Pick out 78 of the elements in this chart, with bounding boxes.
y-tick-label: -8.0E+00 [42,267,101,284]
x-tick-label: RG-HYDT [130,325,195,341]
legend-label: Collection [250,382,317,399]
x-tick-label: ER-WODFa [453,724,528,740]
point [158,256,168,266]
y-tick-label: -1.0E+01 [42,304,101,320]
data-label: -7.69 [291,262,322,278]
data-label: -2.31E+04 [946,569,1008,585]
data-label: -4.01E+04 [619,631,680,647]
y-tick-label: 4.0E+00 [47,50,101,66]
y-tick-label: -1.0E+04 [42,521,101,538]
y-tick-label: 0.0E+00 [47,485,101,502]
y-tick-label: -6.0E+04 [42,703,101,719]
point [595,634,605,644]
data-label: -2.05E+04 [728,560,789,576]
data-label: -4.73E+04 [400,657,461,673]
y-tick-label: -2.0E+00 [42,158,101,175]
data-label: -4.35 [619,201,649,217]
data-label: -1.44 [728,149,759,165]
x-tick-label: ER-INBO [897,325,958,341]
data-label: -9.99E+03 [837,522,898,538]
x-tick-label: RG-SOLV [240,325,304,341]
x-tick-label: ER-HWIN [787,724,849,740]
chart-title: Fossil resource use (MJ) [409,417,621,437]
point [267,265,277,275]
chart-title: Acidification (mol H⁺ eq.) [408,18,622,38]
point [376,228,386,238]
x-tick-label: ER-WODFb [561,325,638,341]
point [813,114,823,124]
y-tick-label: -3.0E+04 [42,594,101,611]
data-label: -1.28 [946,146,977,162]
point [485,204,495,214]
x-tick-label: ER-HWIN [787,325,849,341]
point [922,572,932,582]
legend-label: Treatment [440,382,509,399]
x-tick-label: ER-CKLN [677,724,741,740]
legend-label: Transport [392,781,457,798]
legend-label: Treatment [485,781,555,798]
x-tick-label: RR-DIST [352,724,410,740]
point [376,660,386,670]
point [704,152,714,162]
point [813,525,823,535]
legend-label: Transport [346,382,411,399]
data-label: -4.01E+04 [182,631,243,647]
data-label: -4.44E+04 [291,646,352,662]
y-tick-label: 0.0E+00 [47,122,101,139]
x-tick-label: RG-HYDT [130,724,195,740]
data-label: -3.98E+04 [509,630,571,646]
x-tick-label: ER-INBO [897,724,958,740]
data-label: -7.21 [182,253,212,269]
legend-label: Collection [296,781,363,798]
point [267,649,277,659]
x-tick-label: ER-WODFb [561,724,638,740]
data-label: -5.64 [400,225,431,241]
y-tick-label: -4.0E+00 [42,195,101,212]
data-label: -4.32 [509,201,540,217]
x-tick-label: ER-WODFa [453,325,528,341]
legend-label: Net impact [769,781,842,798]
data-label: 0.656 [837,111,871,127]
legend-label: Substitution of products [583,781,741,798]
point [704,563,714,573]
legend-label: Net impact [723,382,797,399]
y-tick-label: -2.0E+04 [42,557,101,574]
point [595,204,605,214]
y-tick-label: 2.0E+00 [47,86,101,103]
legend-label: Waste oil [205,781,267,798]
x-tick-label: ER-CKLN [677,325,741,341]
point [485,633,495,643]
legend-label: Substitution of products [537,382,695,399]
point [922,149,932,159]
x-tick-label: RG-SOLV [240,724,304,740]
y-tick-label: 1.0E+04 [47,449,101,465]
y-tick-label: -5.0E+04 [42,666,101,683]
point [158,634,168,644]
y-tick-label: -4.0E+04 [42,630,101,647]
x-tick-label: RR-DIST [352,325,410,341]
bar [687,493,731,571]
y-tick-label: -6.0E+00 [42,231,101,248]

────────

__Task description__
Copy the records from the start to the line with "data-label: -7.69 [291,262,322,278]", swapping "Collection" for "Gathering" and keeping all else the same.

__Correct response__
Pick out 78 of the elements in this chart, with bounding boxes.
y-tick-label: -8.0E+00 [42,267,101,284]
x-tick-label: RG-HYDT [130,325,195,341]
legend-label: Gathering [250,382,317,399]
x-tick-label: ER-WODFa [453,724,528,740]
point [158,256,168,266]
y-tick-label: -1.0E+01 [42,304,101,320]
data-label: -7.69 [291,262,322,278]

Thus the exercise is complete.